## GIVEN TASK
Give the data below again exactly as written, without its pictures.
=== DATA ===
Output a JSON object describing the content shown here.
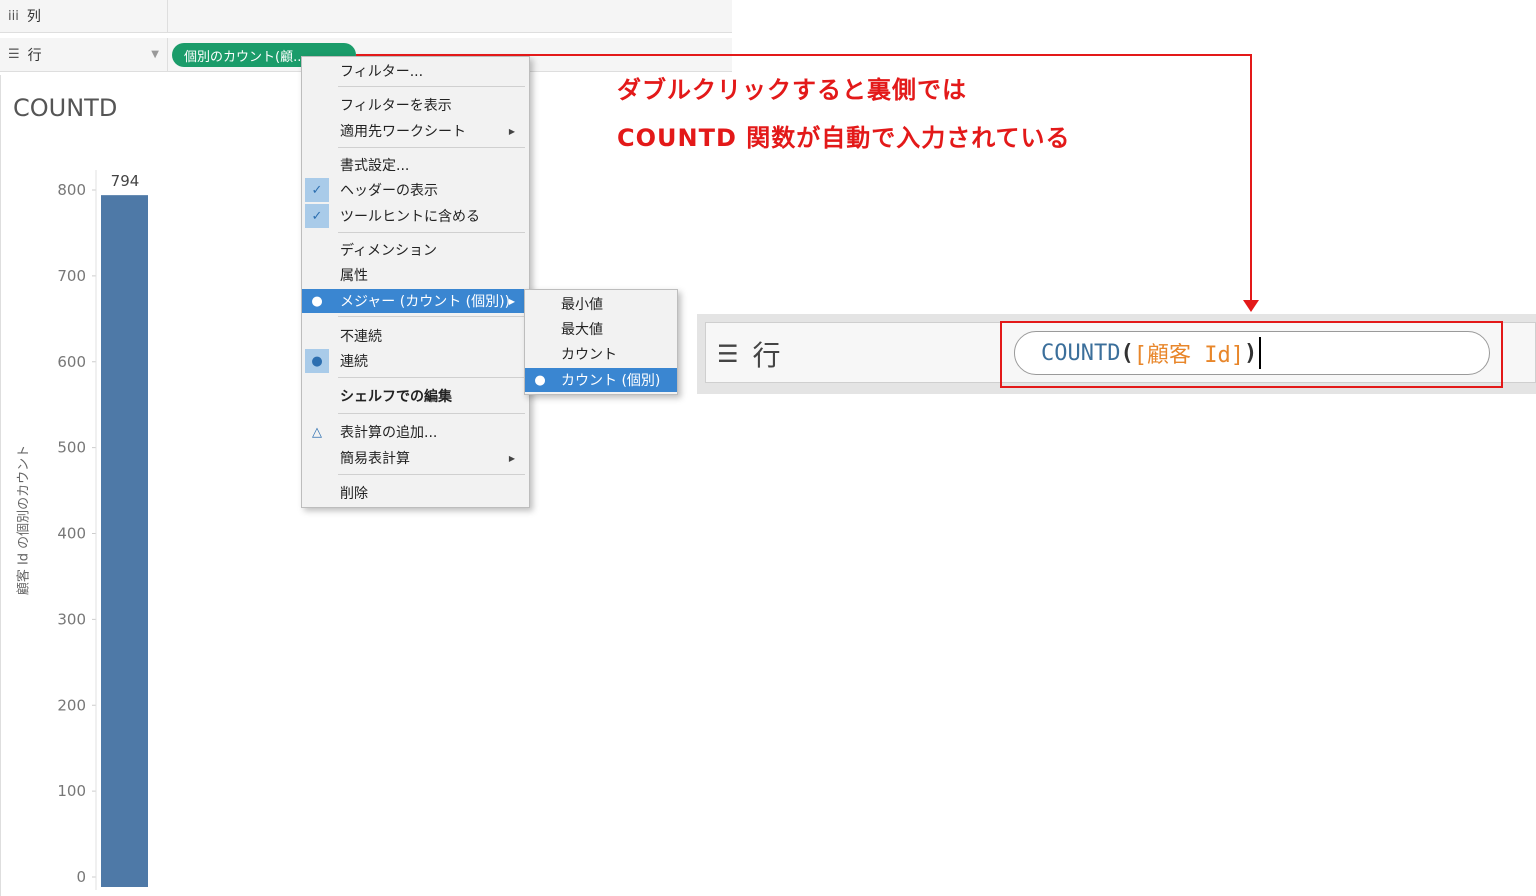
{
  "shelves": {
    "columns_icon": "iii",
    "columns_label": "列",
    "rows_icon": "☰",
    "rows_label": "行",
    "rows_pill": "個別のカウント(顧..."
  },
  "chart": {
    "title": "COUNTD"
  },
  "chart_data": {
    "type": "bar",
    "categories": [
      ""
    ],
    "values": [
      794
    ],
    "data_labels": [
      "794"
    ],
    "title": "COUNTD",
    "xlabel": "",
    "ylabel": "顧客 Id の個別のカウント",
    "ylim": [
      0,
      850
    ],
    "yticks": [
      0,
      100,
      200,
      300,
      400,
      500,
      600,
      700,
      800
    ],
    "grid": false,
    "bar_color": "#4e79a7"
  },
  "context_menu": {
    "items": [
      {
        "label": "フィルター...",
        "mark": "",
        "arrow": false,
        "bold": false,
        "selected": false
      },
      {
        "label": "フィルターを表示",
        "mark": "",
        "arrow": false,
        "bold": false,
        "selected": false
      },
      {
        "label": "適用先ワークシート",
        "mark": "",
        "arrow": true,
        "bold": false,
        "selected": false
      },
      {
        "label": "書式設定...",
        "mark": "",
        "arrow": false,
        "bold": false,
        "selected": false
      },
      {
        "label": "ヘッダーの表示",
        "mark": "✓",
        "arrow": false,
        "bold": false,
        "selected": false
      },
      {
        "label": "ツールヒントに含める",
        "mark": "✓",
        "arrow": false,
        "bold": false,
        "selected": false
      },
      {
        "label": "ディメンション",
        "mark": "",
        "arrow": false,
        "bold": false,
        "selected": false
      },
      {
        "label": "属性",
        "mark": "",
        "arrow": false,
        "bold": false,
        "selected": false
      },
      {
        "label": "メジャー (カウント (個別))",
        "mark": "●",
        "arrow": true,
        "bold": false,
        "selected": true
      },
      {
        "label": "不連続",
        "mark": "",
        "arrow": false,
        "bold": false,
        "selected": false
      },
      {
        "label": "連続",
        "mark": "●",
        "arrow": false,
        "bold": false,
        "selected": false
      },
      {
        "label": "シェルフでの編集",
        "mark": "",
        "arrow": false,
        "bold": true,
        "selected": false
      },
      {
        "label": "表計算の追加...",
        "mark": "△",
        "arrow": false,
        "bold": false,
        "selected": false
      },
      {
        "label": "簡易表計算",
        "mark": "",
        "arrow": true,
        "bold": false,
        "selected": false
      },
      {
        "label": "削除",
        "mark": "",
        "arrow": false,
        "bold": false,
        "selected": false
      }
    ]
  },
  "submenu": {
    "items": [
      {
        "label": "最小値",
        "mark": "",
        "selected": false
      },
      {
        "label": "最大値",
        "mark": "",
        "selected": false
      },
      {
        "label": "カウント",
        "mark": "",
        "selected": false
      },
      {
        "label": "カウント (個別)",
        "mark": "●",
        "selected": true
      }
    ]
  },
  "annotation": {
    "line1": "ダブルクリックすると裏側では",
    "line2": "COUNTD 関数が自動で入力されている",
    "color": "#e31919"
  },
  "zoom": {
    "icon": "☰",
    "label": "行",
    "formula_fn": "COUNTD",
    "formula_open": "(",
    "formula_field": "[顧客 Id]",
    "formula_close": ")"
  }
}
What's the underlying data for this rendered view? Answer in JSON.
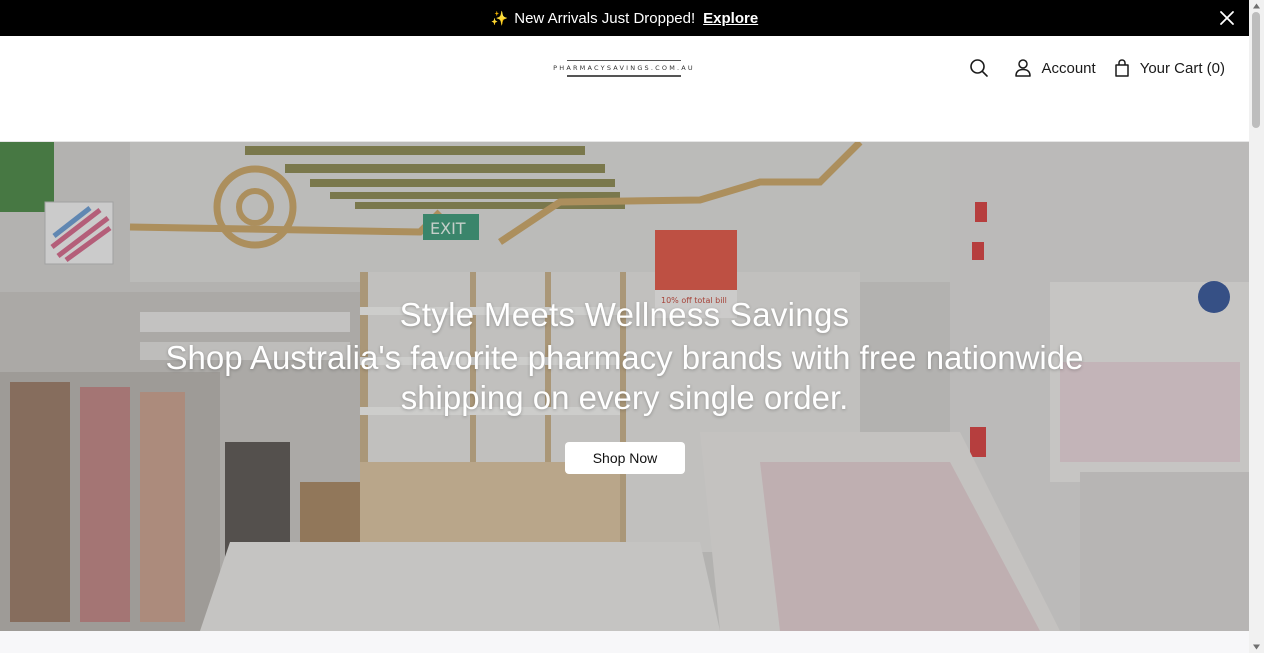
{
  "announcement": {
    "sparkle_icon": "sparkle-icon",
    "message": "New Arrivals Just Dropped!",
    "link_label": "Explore"
  },
  "header": {
    "logo_text": "PHARMACYSAVINGS.COM.AU",
    "account_label": "Account",
    "cart_label": "Your Cart (0)"
  },
  "hero": {
    "title": "Style Meets Wellness Savings",
    "subtitle": "Shop Australia's favorite pharmacy brands with free nationwide shipping on every single order.",
    "button_label": "Shop Now",
    "scene_sign": "EXIT",
    "scene_promo": "10% off total bill"
  },
  "colors": {
    "announcement_bg": "#000000",
    "header_bg": "#ffffff",
    "button_bg": "#ffffff",
    "text_dark": "#1a1a1a"
  }
}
===
## IN RESPONSE
Output a JSON object describing the content shown here.
{
  "shelves": {
    "columns_icon": "iii",
    "columns_label": "列",
    "rows_icon": "☰",
    "rows_label": "行",
    "rows_pill": "個別のカウント(顧..."
  },
  "chart": {
    "title": "COUNTD"
  },
  "chart_data": {
    "type": "bar",
    "categories": [
      ""
    ],
    "values": [
      794
    ],
    "data_labels": [
      "794"
    ],
    "title": "COUNTD",
    "xlabel": "",
    "ylabel": "顧客 Id の個別のカウント",
    "ylim": [
      0,
      850
    ],
    "yticks": [
      0,
      100,
      200,
      300,
      400,
      500,
      600,
      700,
      800
    ],
    "grid": false,
    "bar_color": "#4e79a7"
  },
  "context_menu": {
    "items": [
      {
        "label": "フィルター...",
        "mark": "",
        "arrow": false,
        "bold": false,
        "selected": false
      },
      {
        "label": "フィルターを表示",
        "mark": "",
        "arrow": false,
        "bold": false,
        "selected": false
      },
      {
        "label": "適用先ワークシート",
        "mark": "",
        "arrow": true,
        "bold": false,
        "selected": false
      },
      {
        "label": "書式設定...",
        "mark": "",
        "arrow": false,
        "bold": false,
        "selected": false
      },
      {
        "label": "ヘッダーの表示",
        "mark": "✓",
        "arrow": false,
        "bold": false,
        "selected": false
      },
      {
        "label": "ツールヒントに含める",
        "mark": "✓",
        "arrow": false,
        "bold": false,
        "selected": false
      },
      {
        "label": "ディメンション",
        "mark": "",
        "arrow": false,
        "bold": false,
        "selected": false
      },
      {
        "label": "属性",
        "mark": "",
        "arrow": false,
        "bold": false,
        "selected": false
      },
      {
        "label": "メジャー (カウント (個別))",
        "mark": "●",
        "arrow": true,
        "bold": false,
        "selected": true
      },
      {
        "label": "不連続",
        "mark": "",
        "arrow": false,
        "bold": false,
        "selected": false
      },
      {
        "label": "連続",
        "mark": "●",
        "arrow": false,
        "bold": false,
        "selected": false
      },
      {
        "label": "シェルフでの編集",
        "mark": "",
        "arrow": false,
        "bold": true,
        "selected": false
      },
      {
        "label": "表計算の追加...",
        "mark": "△",
        "arrow": false,
        "bold": false,
        "selected": false
      },
      {
        "label": "簡易表計算",
        "mark": "",
        "arrow": true,
        "bold": false,
        "selected": false
      },
      {
        "label": "削除",
        "mark": "",
        "arrow": false,
        "bold": false,
        "selected": false
      }
    ]
  },
  "submenu": {
    "items": [
      {
        "label": "最小値",
        "mark": "",
        "selected": false
      },
      {
        "label": "最大値",
        "mark": "",
        "selected": false
      },
      {
        "label": "カウント",
        "mark": "",
        "selected": false
      },
      {
        "label": "カウント (個別)",
        "mark": "●",
        "selected": true
      }
    ]
  },
  "annotation": {
    "line1": "ダブルクリックすると裏側では",
    "line2": "COUNTD 関数が自動で入力されている",
    "color": "#e31919"
  },
  "zoom": {
    "icon": "☰",
    "label": "行",
    "formula_fn": "COUNTD",
    "formula_open": "(",
    "formula_field": "[顧客 Id]",
    "formula_close": ")"
  }
}
What's the underlying data for this rendered view? Answer in JSON.
{
  "announcement": {
    "sparkle_icon": "sparkle-icon",
    "message": "New Arrivals Just Dropped!",
    "link_label": "Explore"
  },
  "header": {
    "logo_text": "PHARMACYSAVINGS.COM.AU",
    "account_label": "Account",
    "cart_label": "Your Cart (0)"
  },
  "hero": {
    "title": "Style Meets Wellness Savings",
    "subtitle": "Shop Australia's favorite pharmacy brands with free nationwide shipping on every single order.",
    "button_label": "Shop Now",
    "scene_sign": "EXIT",
    "scene_promo": "10% off total bill"
  },
  "colors": {
    "announcement_bg": "#000000",
    "header_bg": "#ffffff",
    "button_bg": "#ffffff",
    "text_dark": "#1a1a1a"
  }
}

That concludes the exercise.